*Tasks to carry out*
1 - List every proper name of a person or a place that appears in the comment thread below.
2 - Please return the part of the comment thread between "I've been trying" and "picking up trash.", inclusive, copied word for word.
3 - In the comment thread, at what time is the meeting one commenter mentions?

*Excerpted text*
==*==

My horoscope sez: Everyone loves a tall tale, especially when you're the one doing the telling. Maybe that's because you have so much panache and style. You're an absolute original, and your friends appreciate you.
I once caught a fish thiiiiiiiiiiiis biiiiiiiiiiiiiiiiiiiiiiiiiig....
This is appalling me. Way to obscure your message with weird-ass casting.
You might enjoy the inevitable parodies.
You might enjoy the inevitable parodies.
Those are what got me to the ad itself. But I don't have any neurons left to appreciate them, because they're all tied up with the stupidity of the campaign, never mind casting.
Hmm. 12:30 meeting. I should nap early.
Is looking up the news channels on the web any use? That's what I'd do for up to date info about the fires. Also local papers' web sites.
I've been trying that, too. The helicoptors went away, so maybe the visual just wasn't spectacular enough.
I've heard several local newscasters mis-pronounce Mackinac and I know that Boy George is now picking up trash.
I have no chocolate cupcakes AT WORK WHERE THEY'RE SORELY NEEDED.
I think that constitutes a cupcake emergency. Is there a corporate plan for that?
they're all tied up with the stupidity of the campaign, never mind casting.
Yeah, it's kind of a weird campaign. I mean, why can't you just support Africa? Why do you have to
be
African in order to support it?
Is it an "I am Malcom X" type thing?
Obligatory cute baby primate link: [link]
I think that constitutes a cupcake emergency. Is there a corporate plan for that?
Our disaster planning should certainly cover ganache. I should raise the point at our weekly meeting.
Is it an "I am Malcom X" type thing?
That thing I get, because it's to some degree a state of mind. "I am African?" Fuck that noise. You're an American with Brit pretension.
Obligatory cute baby human primate link: [link]
The ones on the main site seem to fit with their message better. [link] The "I am African" thing is bizarre.

==*==

*Data section*
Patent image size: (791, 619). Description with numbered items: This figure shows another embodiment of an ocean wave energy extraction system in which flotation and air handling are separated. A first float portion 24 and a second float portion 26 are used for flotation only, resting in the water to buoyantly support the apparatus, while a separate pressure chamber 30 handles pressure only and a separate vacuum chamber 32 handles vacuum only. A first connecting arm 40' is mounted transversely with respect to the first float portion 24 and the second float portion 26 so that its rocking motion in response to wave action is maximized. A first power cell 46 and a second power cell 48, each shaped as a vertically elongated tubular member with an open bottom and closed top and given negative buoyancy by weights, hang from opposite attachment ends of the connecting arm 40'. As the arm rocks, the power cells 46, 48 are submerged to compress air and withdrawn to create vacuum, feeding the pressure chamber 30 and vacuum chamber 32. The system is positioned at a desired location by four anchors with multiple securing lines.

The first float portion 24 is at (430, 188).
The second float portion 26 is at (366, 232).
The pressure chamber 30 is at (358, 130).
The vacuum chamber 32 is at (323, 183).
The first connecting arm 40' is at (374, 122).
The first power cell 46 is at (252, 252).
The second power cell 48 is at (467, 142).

==*==

*Expected results*
1 - Mackinac, Boy George, Africa, Malcom X

2 -
I've been trying that, too. The helicoptors went away, so maybe the visual just wasn't spectacular enough.
I've heard several local newscasters mis-pronounce Mackinac and I know that Boy George is now picking up trash.

3 - 12:30